■ Directive
Could you give the data below again, exactly and completely?

■ Data shown
>> start

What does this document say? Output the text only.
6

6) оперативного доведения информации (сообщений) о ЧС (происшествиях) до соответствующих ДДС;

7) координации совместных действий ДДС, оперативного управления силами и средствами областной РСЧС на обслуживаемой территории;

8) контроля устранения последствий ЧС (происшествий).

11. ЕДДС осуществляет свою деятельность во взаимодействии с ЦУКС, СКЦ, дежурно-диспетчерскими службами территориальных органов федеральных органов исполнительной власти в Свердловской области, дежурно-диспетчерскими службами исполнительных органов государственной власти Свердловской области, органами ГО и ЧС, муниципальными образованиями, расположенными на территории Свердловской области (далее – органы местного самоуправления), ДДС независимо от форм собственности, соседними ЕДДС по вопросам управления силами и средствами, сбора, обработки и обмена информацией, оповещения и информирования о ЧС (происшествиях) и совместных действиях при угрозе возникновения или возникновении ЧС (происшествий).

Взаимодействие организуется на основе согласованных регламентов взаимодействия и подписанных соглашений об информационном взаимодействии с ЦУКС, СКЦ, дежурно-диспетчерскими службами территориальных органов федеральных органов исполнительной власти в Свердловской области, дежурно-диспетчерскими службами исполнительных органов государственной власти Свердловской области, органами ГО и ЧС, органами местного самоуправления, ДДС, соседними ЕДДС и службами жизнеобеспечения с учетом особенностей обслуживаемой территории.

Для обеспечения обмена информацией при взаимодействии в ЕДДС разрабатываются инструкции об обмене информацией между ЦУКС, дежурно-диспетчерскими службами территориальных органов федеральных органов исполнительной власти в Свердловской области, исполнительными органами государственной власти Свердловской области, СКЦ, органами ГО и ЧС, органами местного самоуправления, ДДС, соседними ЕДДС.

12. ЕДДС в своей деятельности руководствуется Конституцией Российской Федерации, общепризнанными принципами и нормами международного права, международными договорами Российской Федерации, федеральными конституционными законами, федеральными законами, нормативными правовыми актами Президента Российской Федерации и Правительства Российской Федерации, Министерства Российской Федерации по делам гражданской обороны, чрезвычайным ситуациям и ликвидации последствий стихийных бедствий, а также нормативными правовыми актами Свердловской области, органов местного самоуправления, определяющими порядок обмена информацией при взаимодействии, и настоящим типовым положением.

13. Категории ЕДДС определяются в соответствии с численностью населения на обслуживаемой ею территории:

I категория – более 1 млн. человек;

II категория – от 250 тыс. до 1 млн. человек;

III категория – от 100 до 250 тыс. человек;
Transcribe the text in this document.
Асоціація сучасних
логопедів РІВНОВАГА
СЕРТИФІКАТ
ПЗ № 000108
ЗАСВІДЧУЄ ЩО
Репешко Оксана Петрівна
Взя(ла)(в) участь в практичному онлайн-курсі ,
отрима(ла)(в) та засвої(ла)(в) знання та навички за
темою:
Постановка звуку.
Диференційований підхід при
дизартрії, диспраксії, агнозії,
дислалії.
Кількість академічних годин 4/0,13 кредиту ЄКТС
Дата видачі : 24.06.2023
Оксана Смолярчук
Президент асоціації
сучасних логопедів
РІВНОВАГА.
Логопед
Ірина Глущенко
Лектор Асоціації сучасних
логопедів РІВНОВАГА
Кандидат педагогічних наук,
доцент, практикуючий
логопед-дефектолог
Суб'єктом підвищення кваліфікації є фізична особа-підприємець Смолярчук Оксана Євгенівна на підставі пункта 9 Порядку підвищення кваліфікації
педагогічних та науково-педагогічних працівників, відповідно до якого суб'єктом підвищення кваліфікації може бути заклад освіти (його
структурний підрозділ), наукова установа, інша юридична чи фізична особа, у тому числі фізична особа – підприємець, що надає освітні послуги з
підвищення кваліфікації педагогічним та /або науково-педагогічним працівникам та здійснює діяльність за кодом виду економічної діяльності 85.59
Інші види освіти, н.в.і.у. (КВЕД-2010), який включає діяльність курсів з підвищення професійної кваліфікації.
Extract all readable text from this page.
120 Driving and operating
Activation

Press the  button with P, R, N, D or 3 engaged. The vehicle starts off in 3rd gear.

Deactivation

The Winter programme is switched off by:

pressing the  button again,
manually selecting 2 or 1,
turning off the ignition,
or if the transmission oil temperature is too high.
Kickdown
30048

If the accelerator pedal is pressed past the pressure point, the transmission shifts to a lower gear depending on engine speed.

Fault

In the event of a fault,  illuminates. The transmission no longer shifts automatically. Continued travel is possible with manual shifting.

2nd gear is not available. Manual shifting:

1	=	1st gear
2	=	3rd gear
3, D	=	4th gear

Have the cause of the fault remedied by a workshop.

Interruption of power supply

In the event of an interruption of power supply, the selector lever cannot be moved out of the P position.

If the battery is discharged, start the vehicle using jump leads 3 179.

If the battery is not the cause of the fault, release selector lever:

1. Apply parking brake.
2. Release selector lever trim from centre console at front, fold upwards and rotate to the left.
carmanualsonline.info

>> end

■ Written response
What does this document say? Output the text only.
6

6) оперативного доведения информации (сообщений) о ЧС (происшествиях) до соответствующих ДДС;

7) координации совместных действий ДДС, оперативного управления силами и средствами областной РСЧС на обслуживаемой территории;

8) контроля устранения последствий ЧС (происшествий).

11. ЕДДС осуществляет свою деятельность во взаимодействии с ЦУКС, СКЦ, дежурно-диспетчерскими службами территориальных органов федеральных органов исполнительной власти в Свердловской области, дежурно-диспетчерскими службами исполнительных органов государственной власти Свердловской области, органами ГО и ЧС, муниципальными образованиями, расположенными на территории Свердловской области (далее – органы местного самоуправления), ДДС независимо от форм собственности, соседними ЕДДС по вопросам управления силами и средствами, сбора, обработки и обмена информацией, оповещения и информирования о ЧС (происшествиях) и совместных действиях при угрозе возникновения или возникновении ЧС (происшествий).

Взаимодействие организуется на основе согласованных регламентов взаимодействия и подписанных соглашений об информационном взаимодействии с ЦУКС, СКЦ, дежурно-диспетчерскими службами территориальных органов федеральных органов исполнительной власти в Свердловской области, дежурно-диспетчерскими службами исполнительных органов государственной власти Свердловской области, органами ГО и ЧС, органами местного самоуправления, ДДС, соседними ЕДДС и службами жизнеобеспечения с учетом особенностей обслуживаемой территории.

Для обеспечения обмена информацией при взаимодействии в ЕДДС разрабатываются инструкции об обмене информацией между ЦУКС, дежурно-диспетчерскими службами территориальных органов федеральных органов исполнительной власти в Свердловской области, исполнительными органами государственной власти Свердловской области, СКЦ, органами ГО и ЧС, органами местного самоуправления, ДДС, соседними ЕДДС.

12. ЕДДС в своей деятельности руководствуется Конституцией Российской Федерации, общепризнанными принципами и нормами международного права, международными договорами Российской Федерации, федеральными конституционными законами, федеральными законами, нормативными правовыми актами Президента Российской Федерации и Правительства Российской Федерации, Министерства Российской Федерации по делам гражданской обороны, чрезвычайным ситуациям и ликвидации последствий стихийных бедствий, а также нормативными правовыми актами Свердловской области, органов местного самоуправления, определяющими порядок обмена информацией при взаимодействии, и настоящим типовым положением.

13. Категории ЕДДС определяются в соответствии с численностью населения на обслуживаемой ею территории:

I категория – более 1 млн. человек;

II категория – от 250 тыс. до 1 млн. человек;

III категория – от 100 до 250 тыс. человек;
Transcribe the text in this document.
Асоціація сучасних
логопедів РІВНОВАГА
СЕРТИФІКАТ
ПЗ № 000108
ЗАСВІДЧУЄ ЩО
Репешко Оксана Петрівна
Взя(ла)(в) участь в практичному онлайн-курсі ,
отрима(ла)(в) та засвої(ла)(в) знання та навички за
темою:
Постановка звуку.
Диференційований підхід при
дизартрії, диспраксії, агнозії,
дислалії.
Кількість академічних годин 4/0,13 кредиту ЄКТС
Дата видачі : 24.06.2023
Оксана Смолярчук
Президент асоціації
сучасних логопедів
РІВНОВАГА.
Логопед
Ірина Глущенко
Лектор Асоціації сучасних
логопедів РІВНОВАГА
Кандидат педагогічних наук,
доцент, практикуючий
логопед-дефектолог
Суб'єктом підвищення кваліфікації є фізична особа-підприємець Смолярчук Оксана Євгенівна на підставі пункта 9 Порядку підвищення кваліфікації
педагогічних та науково-педагогічних працівників, відповідно до якого суб'єктом підвищення кваліфікації може бути заклад освіти (його
структурний підрозділ), наукова установа, інша юридична чи фізична особа, у тому числі фізична особа – підприємець, що надає освітні послуги з
підвищення кваліфікації педагогічним та /або науково-педагогічним працівникам та здійснює діяльність за кодом виду економічної діяльності 85.59
Інші види освіти, н.в.і.у. (КВЕД-2010), який включає діяльність курсів з підвищення професійної кваліфікації.
Extract all readable text from this page.
120 Driving and operating
Activation

Press the  button with P, R, N, D or 3 engaged. The vehicle starts off in 3rd gear.

Deactivation

The Winter programme is switched off by:

pressing the  button again,
manually selecting 2 or 1,
turning off the ignition,
or if the transmission oil temperature is too high.
Kickdown
30048

If the accelerator pedal is pressed past the pressure point, the transmission shifts to a lower gear depending on engine speed.

Fault

In the event of a fault,  illuminates. The transmission no longer shifts automatically. Continued travel is possible with manual shifting.

2nd gear is not available. Manual shifting:

1	=	1st gear
2	=	3rd gear
3, D	=	4th gear

Have the cause of the fault remedied by a workshop.

Interruption of power supply

In the event of an interruption of power supply, the selector lever cannot be moved out of the P position.

If the battery is discharged, start the vehicle using jump leads 3 179.

If the battery is not the cause of the fault, release selector lever:

1. Apply parking brake.
2. Release selector lever trim from centre console at front, fold upwards and rotate to the left.
carmanualsonline.info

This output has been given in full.